Exact repetition of every entry is required.

— Begin Rows —

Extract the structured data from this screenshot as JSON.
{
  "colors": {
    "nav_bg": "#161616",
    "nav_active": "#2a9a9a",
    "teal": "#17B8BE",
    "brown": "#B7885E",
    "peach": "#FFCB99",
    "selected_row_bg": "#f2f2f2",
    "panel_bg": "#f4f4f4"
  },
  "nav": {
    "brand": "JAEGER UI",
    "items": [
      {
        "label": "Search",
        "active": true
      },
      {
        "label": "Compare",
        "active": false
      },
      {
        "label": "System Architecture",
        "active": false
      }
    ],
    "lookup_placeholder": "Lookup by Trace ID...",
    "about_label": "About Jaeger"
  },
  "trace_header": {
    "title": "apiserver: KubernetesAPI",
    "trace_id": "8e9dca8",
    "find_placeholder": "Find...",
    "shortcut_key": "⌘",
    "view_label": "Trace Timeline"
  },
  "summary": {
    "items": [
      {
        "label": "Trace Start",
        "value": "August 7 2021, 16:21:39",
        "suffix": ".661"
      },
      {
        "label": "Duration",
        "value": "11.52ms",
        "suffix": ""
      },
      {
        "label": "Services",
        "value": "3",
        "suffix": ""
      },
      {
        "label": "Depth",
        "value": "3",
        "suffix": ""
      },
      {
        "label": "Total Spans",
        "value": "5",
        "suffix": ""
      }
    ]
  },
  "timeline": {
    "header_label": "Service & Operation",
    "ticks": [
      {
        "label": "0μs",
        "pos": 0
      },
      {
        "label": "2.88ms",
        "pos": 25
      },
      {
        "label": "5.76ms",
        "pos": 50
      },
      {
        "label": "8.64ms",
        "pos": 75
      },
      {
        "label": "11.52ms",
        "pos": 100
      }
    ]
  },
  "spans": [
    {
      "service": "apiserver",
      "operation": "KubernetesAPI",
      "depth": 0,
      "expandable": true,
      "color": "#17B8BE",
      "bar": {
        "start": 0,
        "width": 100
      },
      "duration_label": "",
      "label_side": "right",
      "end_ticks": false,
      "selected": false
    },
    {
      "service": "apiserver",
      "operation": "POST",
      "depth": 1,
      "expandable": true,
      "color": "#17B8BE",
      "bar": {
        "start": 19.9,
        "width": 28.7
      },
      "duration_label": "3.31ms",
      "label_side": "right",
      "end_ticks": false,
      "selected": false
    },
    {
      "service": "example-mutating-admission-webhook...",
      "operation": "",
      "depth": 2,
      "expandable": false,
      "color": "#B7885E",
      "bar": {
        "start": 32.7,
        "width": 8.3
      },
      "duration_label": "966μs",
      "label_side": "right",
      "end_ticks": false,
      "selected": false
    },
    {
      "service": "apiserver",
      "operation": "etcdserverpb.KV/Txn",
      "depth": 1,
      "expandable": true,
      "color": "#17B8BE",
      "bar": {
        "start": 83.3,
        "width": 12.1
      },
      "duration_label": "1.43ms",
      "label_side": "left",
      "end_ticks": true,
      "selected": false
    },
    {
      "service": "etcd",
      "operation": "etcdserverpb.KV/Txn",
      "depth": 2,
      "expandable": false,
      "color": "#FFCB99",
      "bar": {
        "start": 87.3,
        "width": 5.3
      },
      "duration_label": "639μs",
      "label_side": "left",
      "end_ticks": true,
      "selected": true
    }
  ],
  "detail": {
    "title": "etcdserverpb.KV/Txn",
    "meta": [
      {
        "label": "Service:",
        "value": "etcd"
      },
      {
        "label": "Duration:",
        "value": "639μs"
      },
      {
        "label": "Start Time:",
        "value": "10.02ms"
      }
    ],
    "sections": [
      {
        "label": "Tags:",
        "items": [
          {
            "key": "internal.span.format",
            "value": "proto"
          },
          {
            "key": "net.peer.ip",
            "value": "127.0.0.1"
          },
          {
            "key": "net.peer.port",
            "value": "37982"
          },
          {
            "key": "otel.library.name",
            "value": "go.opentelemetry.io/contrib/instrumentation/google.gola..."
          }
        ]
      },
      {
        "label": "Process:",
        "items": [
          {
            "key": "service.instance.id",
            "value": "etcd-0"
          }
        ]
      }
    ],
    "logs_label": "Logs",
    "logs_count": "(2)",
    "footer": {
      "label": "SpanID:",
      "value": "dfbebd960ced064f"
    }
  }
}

— End Rows —

» **The response**:
Extract the structured data from this screenshot as JSON.
{
  "colors": {
    "nav_bg": "#161616",
    "nav_active": "#2a9a9a",
    "teal": "#17B8BE",
    "brown": "#B7885E",
    "peach": "#FFCB99",
    "selected_row_bg": "#f2f2f2",
    "panel_bg": "#f4f4f4"
  },
  "nav": {
    "brand": "JAEGER UI",
    "items": [
      {
        "label": "Search",
        "active": true
      },
      {
        "label": "Compare",
        "active": false
      },
      {
        "label": "System Architecture",
        "active": false
      }
    ],
    "lookup_placeholder": "Lookup by Trace ID...",
    "about_label": "About Jaeger"
  },
  "trace_header": {
    "title": "apiserver: KubernetesAPI",
    "trace_id": "8e9dca8",
    "find_placeholder": "Find...",
    "shortcut_key": "⌘",
    "view_label": "Trace Timeline"
  },
  "summary": {
    "items": [
      {
        "label": "Trace Start",
        "value": "August 7 2021, 16:21:39",
        "suffix": ".661"
      },
      {
        "label": "Duration",
        "value": "11.52ms",
        "suffix": ""
      },
      {
        "label": "Services",
        "value": "3",
        "suffix": ""
      },
      {
        "label": "Depth",
        "value": "3",
        "suffix": ""
      },
      {
        "label": "Total Spans",
        "value": "5",
        "suffix": ""
      }
    ]
  },
  "timeline": {
    "header_label": "Service & Operation",
    "ticks": [
      {
        "label": "0μs",
        "pos": 0
      },
      {
        "label": "2.88ms",
        "pos": 25
      },
      {
        "label": "5.76ms",
        "pos": 50
      },
      {
        "label": "8.64ms",
        "pos": 75
      },
      {
        "label": "11.52ms",
        "pos": 100
      }
    ]
  },
  "spans": [
    {
      "service": "apiserver",
      "operation": "KubernetesAPI",
      "depth": 0,
      "expandable": true,
      "color": "#17B8BE",
      "bar": {
        "start": 0,
        "width": 100
      },
      "duration_label": "",
      "label_side": "right",
      "end_ticks": false,
      "selected": false
    },
    {
      "service": "apiserver",
      "operation": "POST",
      "depth": 1,
      "expandable": true,
      "color": "#17B8BE",
      "bar": {
        "start": 19.9,
        "width": 28.7
      },
      "duration_label": "3.31ms",
      "label_side": "right",
      "end_ticks": false,
      "selected": false
    },
    {
      "service": "example-mutating-admission-webhook...",
      "operation": "",
      "depth": 2,
      "expandable": false,
      "color": "#B7885E",
      "bar": {
        "start": 32.7,
        "width": 8.3
      },
      "duration_label": "966μs",
      "label_side": "right",
      "end_ticks": false,
      "selected": false
    },
    {
      "service": "apiserver",
      "operation": "etcdserverpb.KV/Txn",
      "depth": 1,
      "expandable": true,
      "color": "#17B8BE",
      "bar": {
        "start": 83.3,
        "width": 12.1
      },
      "duration_label": "1.43ms",
      "label_side": "left",
      "end_ticks": true,
      "selected": false
    },
    {
      "service": "etcd",
      "operation": "etcdserverpb.KV/Txn",
      "depth": 2,
      "expandable": false,
      "color": "#FFCB99",
      "bar": {
        "start": 87.3,
        "width": 5.3
      },
      "duration_label": "639μs",
      "label_side": "left",
      "end_ticks": true,
      "selected": true
    }
  ],
  "detail": {
    "title": "etcdserverpb.KV/Txn",
    "meta": [
      {
        "label": "Service:",
        "value": "etcd"
      },
      {
        "label": "Duration:",
        "value": "639μs"
      },
      {
        "label": "Start Time:",
        "value": "10.02ms"
      }
    ],
    "sections": [
      {
        "label": "Tags:",
        "items": [
          {
            "key": "internal.span.format",
            "value": "proto"
          },
          {
            "key": "net.peer.ip",
            "value": "127.0.0.1"
          },
          {
            "key": "net.peer.port",
            "value": "37982"
          },
          {
            "key": "otel.library.name",
            "value": "go.opentelemetry.io/contrib/instrumentation/google.gola..."
          }
        ]
      },
      {
        "label": "Process:",
        "items": [
          {
            "key": "service.instance.id",
            "value": "etcd-0"
          }
        ]
      }
    ],
    "logs_label": "Logs",
    "logs_count": "(2)",
    "footer": {
      "label": "SpanID:",
      "value": "dfbebd960ced064f"
    }
  }
}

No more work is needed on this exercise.